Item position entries
_ _ _ _ _ _ _
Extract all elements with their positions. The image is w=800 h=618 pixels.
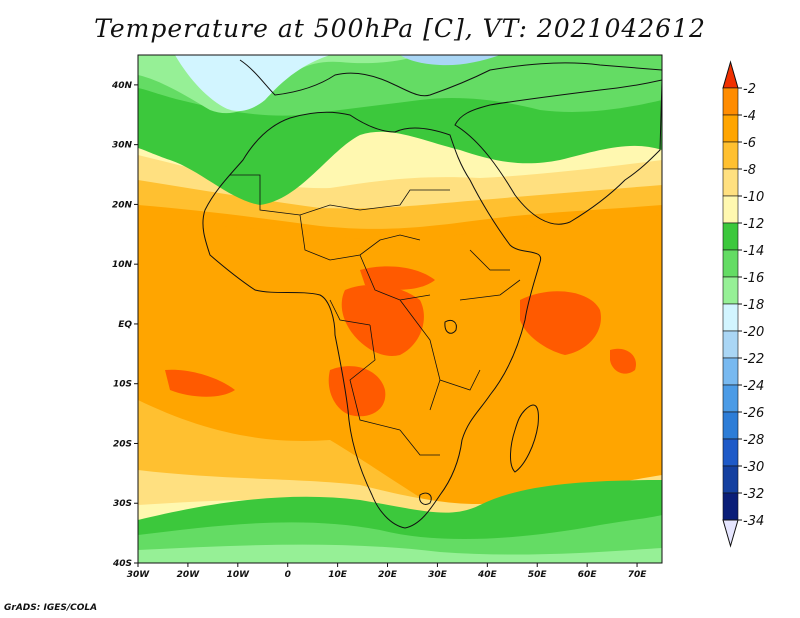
field-band-minus20-north [175,55,330,112]
x-tick-label: 10E [328,570,348,580]
madagascar-coastline [510,404,539,473]
field-band-minus22-north [400,55,500,66]
field-patch-minus2-sahel [360,266,435,290]
colorbar-label: -14 [743,244,764,259]
field-patch-minus2-indian-ocean [520,291,601,355]
coastlines [202,59,662,529]
field-patch-minus2-central-africa [341,284,424,356]
y-tick-label: 10S [113,380,132,390]
x-tick-label: 30W [127,570,151,580]
colorbar-swatch [722,303,739,332]
colorbar-label: -24 [743,379,764,394]
field-patch-minus2-atlantic [165,369,235,397]
y-tick-label: 40S [112,559,132,569]
x-tick-label: 20E [378,570,398,580]
colorbar-swatch [722,87,739,116]
lake-victoria [444,319,457,334]
y-tick-label: 30S [113,499,132,509]
colorbar-label: -2 [743,82,756,97]
colorbar-label: -4 [743,109,756,124]
colorbar-swatch [722,168,739,197]
colorbar-label: -28 [743,433,764,448]
africa-coastline [202,111,542,529]
field-band-minus18-south [138,544,662,563]
y-tick-label: 20N [112,200,133,210]
colorbar-swatch [722,276,739,305]
colorbar-label: -20 [743,325,764,340]
colorbar-swatch [722,195,739,224]
y-tick-label: 30N [112,141,133,151]
colorbar-label: -8 [743,163,756,178]
colorbar-swatch [722,330,739,359]
colorbar-label: -30 [743,460,764,475]
europe-coastline [239,59,662,97]
colorbar-swatch [722,249,739,278]
colorbar-swatch [722,141,739,170]
colorbar-label: -34 [743,514,764,529]
colorbar-label: -16 [743,271,764,286]
x-tick-label: 60E [578,570,598,580]
x-tick-label: 30E [428,570,448,580]
axis-ticks: 30W 20W 10W 0 10E 20E 30E 40E 50E 60E 70E 40N 30N 20N… [111,81,647,580]
y-tick-label: EQ [118,320,132,330]
footer-credit: GrADS: IGES/COLA [4,603,98,613]
x-tick-label: 50E [528,570,548,580]
colorbar-bottom-arrow [722,519,739,548]
y-tick-label: 10N [112,260,133,270]
colorbar-swatch [722,438,739,467]
x-tick-label: 70E [628,570,648,580]
chart-title: Temperature at 500hPa [C], VT: 202104261… [94,14,706,43]
colorbar-top-arrow [722,60,739,89]
colorbar-swatch [722,357,739,386]
border-lines [230,174,521,456]
colorbar-swatch [722,465,739,494]
colorbar-swatch [722,492,739,521]
colorbar-label: -6 [743,136,756,151]
colorbar-label: -18 [743,298,764,313]
colorbar-label: -10 [743,190,764,205]
map-frame [137,54,663,564]
x-tick-label: 10W [227,570,251,580]
colorbar-swatch [722,384,739,413]
colorbar-label: -32 [743,487,764,502]
x-tick-label: 20W [177,570,201,580]
colorbar-swatch [722,222,739,251]
colorbar-label: -12 [743,217,764,232]
field-patch-minus2-east [610,348,636,374]
y-tick-label: 20S [113,439,132,449]
x-tick-label: 0 [285,570,291,580]
lesotho-border [419,492,432,505]
y-tick-label: 40N [111,81,133,91]
arabia-coastline [454,79,662,225]
colorbar-swatch [722,114,739,143]
colorbar-label: -22 [743,352,764,367]
colorbar-swatch [722,411,739,440]
colorbar-label: -26 [743,406,764,421]
x-tick-label: 40E [477,570,498,580]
_ _ _ _ _ _ _
Format the listing as a Markdown table with columns n (the row number) and Line. Begin at the line that has "field-band-minus20-north [175,55,330,112]", stop after the line that has "colorbar-label: -34 [743,514,764,529]", and leave out blank lines.

| n | Line |
|---|---|
| 1 | field-band-minus20-north [175,55,330,112] |
| 2 | x-tick-label: 10E [328,570,348,580] |
| 3 | madagascar-coastline [510,404,539,473] |
| 4 | field-band-minus22-north [400,55,500,66] |
| 5 | field-patch-minus2-sahel [360,266,435,290] |
| 6 | colorbar-label: -14 [743,244,764,259] |
| 7 | field-patch-minus2-indian-ocean [520,291,601,355] |
| 8 | coastlines [202,59,662,529] |
| 9 | field-patch-minus2-central-africa [341,284,424,356] |
| 10 | y-tick-label: 10S [113,380,132,390] |
| 11 | x-tick-label: 30W [127,570,151,580] |
| 12 | colorbar-swatch [722,303,739,332] |
| 13 | colorbar-label: -24 [743,379,764,394] |
| 14 | field-patch-minus2-atlantic [165,369,235,397] |
| 15 | y-tick-label: 40S [112,559,132,569] |
| 16 | x-tick-label: 20E [378,570,398,580] |
| 17 | colorbar-swatch [722,87,739,116] |
| 18 | lake-victoria [444,319,457,334] |
| 19 | y-tick-label: 30S [113,499,132,509] |
| 20 | colorbar-label: -2 [743,82,756,97] |
| 21 | colorbar-label: -4 [743,109,756,124] |
| 22 | colorbar-swatch [722,168,739,197] |
| 23 | colorbar-label: -28 [743,433,764,448] |
| 24 | africa-coastline [202,111,542,529] |
| 25 | field-band-minus18-south [138,544,662,563] |
| 26 | y-tick-label: 20N [112,200,133,210] |
| 27 | colorbar-swatch [722,276,739,305] |
| 28 | colorbar-label: -20 [743,325,764,340] |
| 29 | colorbar-swatch [722,195,739,224] |
| 30 | y-tick-label: 30N [112,141,133,151] |
| 31 | colorbar-label: -8 [743,163,756,178] |
| 32 | colorbar-swatch [722,330,739,359] |
| 33 | colorbar-label: -30 [743,460,764,475] |
| 34 | europe-coastline [239,59,662,97] |
| 35 | colorbar-swatch [722,249,739,278] |
| 36 | colorbar-swatch [722,141,739,170] |
| 37 | colorbar-label: -34 [743,514,764,529] |